→ **Extracted data entries**:
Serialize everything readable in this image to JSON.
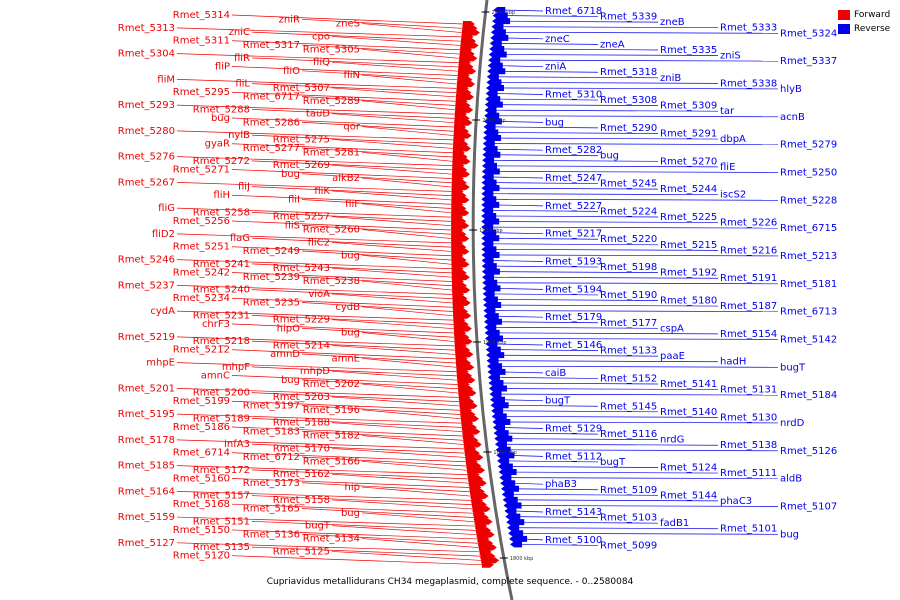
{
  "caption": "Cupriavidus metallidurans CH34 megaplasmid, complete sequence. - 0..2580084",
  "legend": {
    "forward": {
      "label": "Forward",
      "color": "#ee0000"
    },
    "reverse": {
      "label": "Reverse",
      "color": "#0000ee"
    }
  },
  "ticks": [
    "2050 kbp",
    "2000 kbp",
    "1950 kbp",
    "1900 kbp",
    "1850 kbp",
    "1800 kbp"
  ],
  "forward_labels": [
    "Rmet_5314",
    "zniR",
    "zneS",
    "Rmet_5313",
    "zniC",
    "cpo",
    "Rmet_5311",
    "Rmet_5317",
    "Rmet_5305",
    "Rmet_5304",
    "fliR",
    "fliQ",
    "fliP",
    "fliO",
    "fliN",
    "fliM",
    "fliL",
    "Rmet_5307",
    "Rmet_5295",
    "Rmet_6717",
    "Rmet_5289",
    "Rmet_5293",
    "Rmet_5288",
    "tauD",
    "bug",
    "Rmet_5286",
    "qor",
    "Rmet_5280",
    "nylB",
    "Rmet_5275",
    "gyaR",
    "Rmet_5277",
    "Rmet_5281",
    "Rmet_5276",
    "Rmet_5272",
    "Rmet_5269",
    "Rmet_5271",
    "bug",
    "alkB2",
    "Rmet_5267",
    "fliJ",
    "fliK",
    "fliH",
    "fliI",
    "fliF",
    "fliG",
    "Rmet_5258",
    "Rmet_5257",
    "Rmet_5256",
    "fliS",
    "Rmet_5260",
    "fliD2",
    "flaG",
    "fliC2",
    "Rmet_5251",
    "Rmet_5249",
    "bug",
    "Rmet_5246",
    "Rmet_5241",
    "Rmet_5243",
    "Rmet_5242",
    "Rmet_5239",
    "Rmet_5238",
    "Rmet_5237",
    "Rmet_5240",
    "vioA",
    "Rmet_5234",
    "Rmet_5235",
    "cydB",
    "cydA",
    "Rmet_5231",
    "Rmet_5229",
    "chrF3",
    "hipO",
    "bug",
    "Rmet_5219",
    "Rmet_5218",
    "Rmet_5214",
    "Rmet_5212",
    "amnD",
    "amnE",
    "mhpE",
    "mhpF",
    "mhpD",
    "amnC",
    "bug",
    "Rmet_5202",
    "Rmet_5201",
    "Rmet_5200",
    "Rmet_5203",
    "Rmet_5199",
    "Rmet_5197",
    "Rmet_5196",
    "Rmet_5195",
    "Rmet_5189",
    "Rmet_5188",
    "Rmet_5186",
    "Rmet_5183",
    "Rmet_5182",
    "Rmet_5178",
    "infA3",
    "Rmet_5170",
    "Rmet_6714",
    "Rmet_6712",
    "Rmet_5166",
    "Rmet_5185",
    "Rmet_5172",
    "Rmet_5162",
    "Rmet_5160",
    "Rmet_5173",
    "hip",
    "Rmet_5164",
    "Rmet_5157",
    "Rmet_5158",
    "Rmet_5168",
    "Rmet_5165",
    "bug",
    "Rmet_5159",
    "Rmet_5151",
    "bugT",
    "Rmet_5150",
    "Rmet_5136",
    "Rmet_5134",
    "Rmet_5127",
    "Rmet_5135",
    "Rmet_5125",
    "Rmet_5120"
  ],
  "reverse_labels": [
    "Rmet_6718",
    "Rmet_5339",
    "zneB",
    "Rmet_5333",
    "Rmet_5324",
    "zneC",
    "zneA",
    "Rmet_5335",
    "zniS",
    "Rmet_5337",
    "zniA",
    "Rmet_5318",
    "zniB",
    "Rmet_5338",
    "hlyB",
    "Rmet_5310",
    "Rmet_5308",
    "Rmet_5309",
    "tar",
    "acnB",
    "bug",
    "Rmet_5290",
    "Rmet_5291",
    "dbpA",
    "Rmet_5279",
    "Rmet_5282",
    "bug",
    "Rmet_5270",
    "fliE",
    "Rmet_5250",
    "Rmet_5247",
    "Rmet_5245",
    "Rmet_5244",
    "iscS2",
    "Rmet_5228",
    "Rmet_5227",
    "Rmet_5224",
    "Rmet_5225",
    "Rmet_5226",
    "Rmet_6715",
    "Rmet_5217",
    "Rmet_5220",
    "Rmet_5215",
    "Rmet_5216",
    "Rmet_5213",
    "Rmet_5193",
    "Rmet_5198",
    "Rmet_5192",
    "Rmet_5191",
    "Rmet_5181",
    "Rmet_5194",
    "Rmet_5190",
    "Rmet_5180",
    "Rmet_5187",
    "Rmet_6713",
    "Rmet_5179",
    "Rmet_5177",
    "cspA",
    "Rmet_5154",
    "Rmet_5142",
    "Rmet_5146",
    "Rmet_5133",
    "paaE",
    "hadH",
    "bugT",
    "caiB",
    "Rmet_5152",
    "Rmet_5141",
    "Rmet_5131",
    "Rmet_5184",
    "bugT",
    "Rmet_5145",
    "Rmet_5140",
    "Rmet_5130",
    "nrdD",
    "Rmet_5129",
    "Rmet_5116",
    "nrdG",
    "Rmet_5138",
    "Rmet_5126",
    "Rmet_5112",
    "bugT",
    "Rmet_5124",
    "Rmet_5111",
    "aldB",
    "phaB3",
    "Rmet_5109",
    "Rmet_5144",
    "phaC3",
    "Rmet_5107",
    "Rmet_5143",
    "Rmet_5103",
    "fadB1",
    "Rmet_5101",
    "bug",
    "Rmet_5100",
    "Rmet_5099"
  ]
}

→ **Aim of the exercise**:
Copy all the entries word for word. Omit any pictures.

→ **Solution for this problem**:
Serialize everything readable in this image to JSON.
{
  "caption": "Cupriavidus metallidurans CH34 megaplasmid, complete sequence. - 0..2580084",
  "legend": {
    "forward": {
      "label": "Forward",
      "color": "#ee0000"
    },
    "reverse": {
      "label": "Reverse",
      "color": "#0000ee"
    }
  },
  "ticks": [
    "2050 kbp",
    "2000 kbp",
    "1950 kbp",
    "1900 kbp",
    "1850 kbp",
    "1800 kbp"
  ],
  "forward_labels": [
    "Rmet_5314",
    "zniR",
    "zneS",
    "Rmet_5313",
    "zniC",
    "cpo",
    "Rmet_5311",
    "Rmet_5317",
    "Rmet_5305",
    "Rmet_5304",
    "fliR",
    "fliQ",
    "fliP",
    "fliO",
    "fliN",
    "fliM",
    "fliL",
    "Rmet_5307",
    "Rmet_5295",
    "Rmet_6717",
    "Rmet_5289",
    "Rmet_5293",
    "Rmet_5288",
    "tauD",
    "bug",
    "Rmet_5286",
    "qor",
    "Rmet_5280",
    "nylB",
    "Rmet_5275",
    "gyaR",
    "Rmet_5277",
    "Rmet_5281",
    "Rmet_5276",
    "Rmet_5272",
    "Rmet_5269",
    "Rmet_5271",
    "bug",
    "alkB2",
    "Rmet_5267",
    "fliJ",
    "fliK",
    "fliH",
    "fliI",
    "fliF",
    "fliG",
    "Rmet_5258",
    "Rmet_5257",
    "Rmet_5256",
    "fliS",
    "Rmet_5260",
    "fliD2",
    "flaG",
    "fliC2",
    "Rmet_5251",
    "Rmet_5249",
    "bug",
    "Rmet_5246",
    "Rmet_5241",
    "Rmet_5243",
    "Rmet_5242",
    "Rmet_5239",
    "Rmet_5238",
    "Rmet_5237",
    "Rmet_5240",
    "vioA",
    "Rmet_5234",
    "Rmet_5235",
    "cydB",
    "cydA",
    "Rmet_5231",
    "Rmet_5229",
    "chrF3",
    "hipO",
    "bug",
    "Rmet_5219",
    "Rmet_5218",
    "Rmet_5214",
    "Rmet_5212",
    "amnD",
    "amnE",
    "mhpE",
    "mhpF",
    "mhpD",
    "amnC",
    "bug",
    "Rmet_5202",
    "Rmet_5201",
    "Rmet_5200",
    "Rmet_5203",
    "Rmet_5199",
    "Rmet_5197",
    "Rmet_5196",
    "Rmet_5195",
    "Rmet_5189",
    "Rmet_5188",
    "Rmet_5186",
    "Rmet_5183",
    "Rmet_5182",
    "Rmet_5178",
    "infA3",
    "Rmet_5170",
    "Rmet_6714",
    "Rmet_6712",
    "Rmet_5166",
    "Rmet_5185",
    "Rmet_5172",
    "Rmet_5162",
    "Rmet_5160",
    "Rmet_5173",
    "hip",
    "Rmet_5164",
    "Rmet_5157",
    "Rmet_5158",
    "Rmet_5168",
    "Rmet_5165",
    "bug",
    "Rmet_5159",
    "Rmet_5151",
    "bugT",
    "Rmet_5150",
    "Rmet_5136",
    "Rmet_5134",
    "Rmet_5127",
    "Rmet_5135",
    "Rmet_5125",
    "Rmet_5120"
  ],
  "reverse_labels": [
    "Rmet_6718",
    "Rmet_5339",
    "zneB",
    "Rmet_5333",
    "Rmet_5324",
    "zneC",
    "zneA",
    "Rmet_5335",
    "zniS",
    "Rmet_5337",
    "zniA",
    "Rmet_5318",
    "zniB",
    "Rmet_5338",
    "hlyB",
    "Rmet_5310",
    "Rmet_5308",
    "Rmet_5309",
    "tar",
    "acnB",
    "bug",
    "Rmet_5290",
    "Rmet_5291",
    "dbpA",
    "Rmet_5279",
    "Rmet_5282",
    "bug",
    "Rmet_5270",
    "fliE",
    "Rmet_5250",
    "Rmet_5247",
    "Rmet_5245",
    "Rmet_5244",
    "iscS2",
    "Rmet_5228",
    "Rmet_5227",
    "Rmet_5224",
    "Rmet_5225",
    "Rmet_5226",
    "Rmet_6715",
    "Rmet_5217",
    "Rmet_5220",
    "Rmet_5215",
    "Rmet_5216",
    "Rmet_5213",
    "Rmet_5193",
    "Rmet_5198",
    "Rmet_5192",
    "Rmet_5191",
    "Rmet_5181",
    "Rmet_5194",
    "Rmet_5190",
    "Rmet_5180",
    "Rmet_5187",
    "Rmet_6713",
    "Rmet_5179",
    "Rmet_5177",
    "cspA",
    "Rmet_5154",
    "Rmet_5142",
    "Rmet_5146",
    "Rmet_5133",
    "paaE",
    "hadH",
    "bugT",
    "caiB",
    "Rmet_5152",
    "Rmet_5141",
    "Rmet_5131",
    "Rmet_5184",
    "bugT",
    "Rmet_5145",
    "Rmet_5140",
    "Rmet_5130",
    "nrdD",
    "Rmet_5129",
    "Rmet_5116",
    "nrdG",
    "Rmet_5138",
    "Rmet_5126",
    "Rmet_5112",
    "bugT",
    "Rmet_5124",
    "Rmet_5111",
    "aldB",
    "phaB3",
    "Rmet_5109",
    "Rmet_5144",
    "phaC3",
    "Rmet_5107",
    "Rmet_5143",
    "Rmet_5103",
    "fadB1",
    "Rmet_5101",
    "bug",
    "Rmet_5100",
    "Rmet_5099"
  ]
}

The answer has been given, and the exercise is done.